Exercise: Can you output the records below exactly as they are written?

-- START OF Provided information --

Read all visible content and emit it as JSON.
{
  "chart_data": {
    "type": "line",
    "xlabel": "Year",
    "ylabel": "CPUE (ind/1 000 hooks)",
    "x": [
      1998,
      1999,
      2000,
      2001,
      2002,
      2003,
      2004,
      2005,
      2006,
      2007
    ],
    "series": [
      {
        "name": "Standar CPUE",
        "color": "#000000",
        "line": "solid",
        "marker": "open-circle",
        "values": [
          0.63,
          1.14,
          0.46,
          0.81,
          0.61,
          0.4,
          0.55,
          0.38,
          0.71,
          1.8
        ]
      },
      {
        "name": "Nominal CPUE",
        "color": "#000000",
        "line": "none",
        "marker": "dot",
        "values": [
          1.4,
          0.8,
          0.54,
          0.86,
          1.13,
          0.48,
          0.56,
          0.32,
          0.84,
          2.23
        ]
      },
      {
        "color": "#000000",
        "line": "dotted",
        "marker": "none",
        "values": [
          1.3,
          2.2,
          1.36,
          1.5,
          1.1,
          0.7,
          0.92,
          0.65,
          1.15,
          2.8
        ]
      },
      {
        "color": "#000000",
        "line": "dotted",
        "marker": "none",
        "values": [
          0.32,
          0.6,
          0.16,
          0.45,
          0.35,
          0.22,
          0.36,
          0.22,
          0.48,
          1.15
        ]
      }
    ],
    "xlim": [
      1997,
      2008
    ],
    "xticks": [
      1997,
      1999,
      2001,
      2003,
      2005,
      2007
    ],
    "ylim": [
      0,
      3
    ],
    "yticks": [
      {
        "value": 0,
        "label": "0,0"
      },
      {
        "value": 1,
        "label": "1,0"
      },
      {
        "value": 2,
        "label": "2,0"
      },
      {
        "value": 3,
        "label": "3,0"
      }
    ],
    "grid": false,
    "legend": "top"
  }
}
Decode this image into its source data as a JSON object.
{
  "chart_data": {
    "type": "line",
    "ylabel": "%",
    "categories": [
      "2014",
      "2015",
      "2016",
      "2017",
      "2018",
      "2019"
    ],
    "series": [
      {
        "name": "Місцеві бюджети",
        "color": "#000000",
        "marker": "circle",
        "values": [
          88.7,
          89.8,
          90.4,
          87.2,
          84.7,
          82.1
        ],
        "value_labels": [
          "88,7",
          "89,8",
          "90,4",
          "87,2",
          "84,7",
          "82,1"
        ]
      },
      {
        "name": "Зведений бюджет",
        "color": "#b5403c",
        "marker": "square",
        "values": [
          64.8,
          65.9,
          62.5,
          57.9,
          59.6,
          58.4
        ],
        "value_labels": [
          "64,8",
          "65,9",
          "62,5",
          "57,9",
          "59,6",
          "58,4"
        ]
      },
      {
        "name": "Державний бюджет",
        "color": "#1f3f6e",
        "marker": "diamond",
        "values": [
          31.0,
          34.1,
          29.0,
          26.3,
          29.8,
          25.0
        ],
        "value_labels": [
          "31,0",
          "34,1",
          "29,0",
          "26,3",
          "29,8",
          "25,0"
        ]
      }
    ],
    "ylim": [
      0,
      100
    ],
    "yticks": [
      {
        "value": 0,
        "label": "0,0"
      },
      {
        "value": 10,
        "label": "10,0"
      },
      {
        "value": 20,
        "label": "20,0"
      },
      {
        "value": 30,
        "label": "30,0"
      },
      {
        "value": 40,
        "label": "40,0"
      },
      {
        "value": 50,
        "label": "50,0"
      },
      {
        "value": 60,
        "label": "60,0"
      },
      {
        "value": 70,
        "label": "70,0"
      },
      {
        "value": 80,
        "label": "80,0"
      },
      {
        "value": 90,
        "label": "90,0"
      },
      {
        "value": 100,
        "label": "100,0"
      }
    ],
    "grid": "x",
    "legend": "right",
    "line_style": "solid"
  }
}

-- END OF Provided information --

Answer to this task:
Read all visible content and emit it as JSON.
{
  "chart_data": {
    "type": "line",
    "xlabel": "Year",
    "ylabel": "CPUE (ind/1 000 hooks)",
    "x": [
      1998,
      1999,
      2000,
      2001,
      2002,
      2003,
      2004,
      2005,
      2006,
      2007
    ],
    "series": [
      {
        "name": "Standar CPUE",
        "color": "#000000",
        "line": "solid",
        "marker": "open-circle",
        "values": [
          0.63,
          1.14,
          0.46,
          0.81,
          0.61,
          0.4,
          0.55,
          0.38,
          0.71,
          1.8
        ]
      },
      {
        "name": "Nominal CPUE",
        "color": "#000000",
        "line": "none",
        "marker": "dot",
        "values": [
          1.4,
          0.8,
          0.54,
          0.86,
          1.13,
          0.48,
          0.56,
          0.32,
          0.84,
          2.23
        ]
      },
      {
        "color": "#000000",
        "line": "dotted",
        "marker": "none",
        "values": [
          1.3,
          2.2,
          1.36,
          1.5,
          1.1,
          0.7,
          0.92,
          0.65,
          1.15,
          2.8
        ]
      },
      {
        "color": "#000000",
        "line": "dotted",
        "marker": "none",
        "values": [
          0.32,
          0.6,
          0.16,
          0.45,
          0.35,
          0.22,
          0.36,
          0.22,
          0.48,
          1.15
        ]
      }
    ],
    "xlim": [
      1997,
      2008
    ],
    "xticks": [
      1997,
      1999,
      2001,
      2003,
      2005,
      2007
    ],
    "ylim": [
      0,
      3
    ],
    "yticks": [
      {
        "value": 0,
        "label": "0,0"
      },
      {
        "value": 1,
        "label": "1,0"
      },
      {
        "value": 2,
        "label": "2,0"
      },
      {
        "value": 3,
        "label": "3,0"
      }
    ],
    "grid": false,
    "legend": "top"
  }
}
Decode this image into its source data as a JSON object.
{
  "chart_data": {
    "type": "line",
    "ylabel": "%",
    "categories": [
      "2014",
      "2015",
      "2016",
      "2017",
      "2018",
      "2019"
    ],
    "series": [
      {
        "name": "Місцеві бюджети",
        "color": "#000000",
        "marker": "circle",
        "values": [
          88.7,
          89.8,
          90.4,
          87.2,
          84.7,
          82.1
        ],
        "value_labels": [
          "88,7",
          "89,8",
          "90,4",
          "87,2",
          "84,7",
          "82,1"
        ]
      },
      {
        "name": "Зведений бюджет",
        "color": "#b5403c",
        "marker": "square",
        "values": [
          64.8,
          65.9,
          62.5,
          57.9,
          59.6,
          58.4
        ],
        "value_labels": [
          "64,8",
          "65,9",
          "62,5",
          "57,9",
          "59,6",
          "58,4"
        ]
      },
      {
        "name": "Державний бюджет",
        "color": "#1f3f6e",
        "marker": "diamond",
        "values": [
          31.0,
          34.1,
          29.0,
          26.3,
          29.8,
          25.0
        ],
        "value_labels": [
          "31,0",
          "34,1",
          "29,0",
          "26,3",
          "29,8",
          "25,0"
        ]
      }
    ],
    "ylim": [
      0,
      100
    ],
    "yticks": [
      {
        "value": 0,
        "label": "0,0"
      },
      {
        "value": 10,
        "label": "10,0"
      },
      {
        "value": 20,
        "label": "20,0"
      },
      {
        "value": 30,
        "label": "30,0"
      },
      {
        "value": 40,
        "label": "40,0"
      },
      {
        "value": 50,
        "label": "50,0"
      },
      {
        "value": 60,
        "label": "60,0"
      },
      {
        "value": 70,
        "label": "70,0"
      },
      {
        "value": 80,
        "label": "80,0"
      },
      {
        "value": 90,
        "label": "90,0"
      },
      {
        "value": 100,
        "label": "100,0"
      }
    ],
    "grid": "x",
    "legend": "right",
    "line_style": "solid"
  }
}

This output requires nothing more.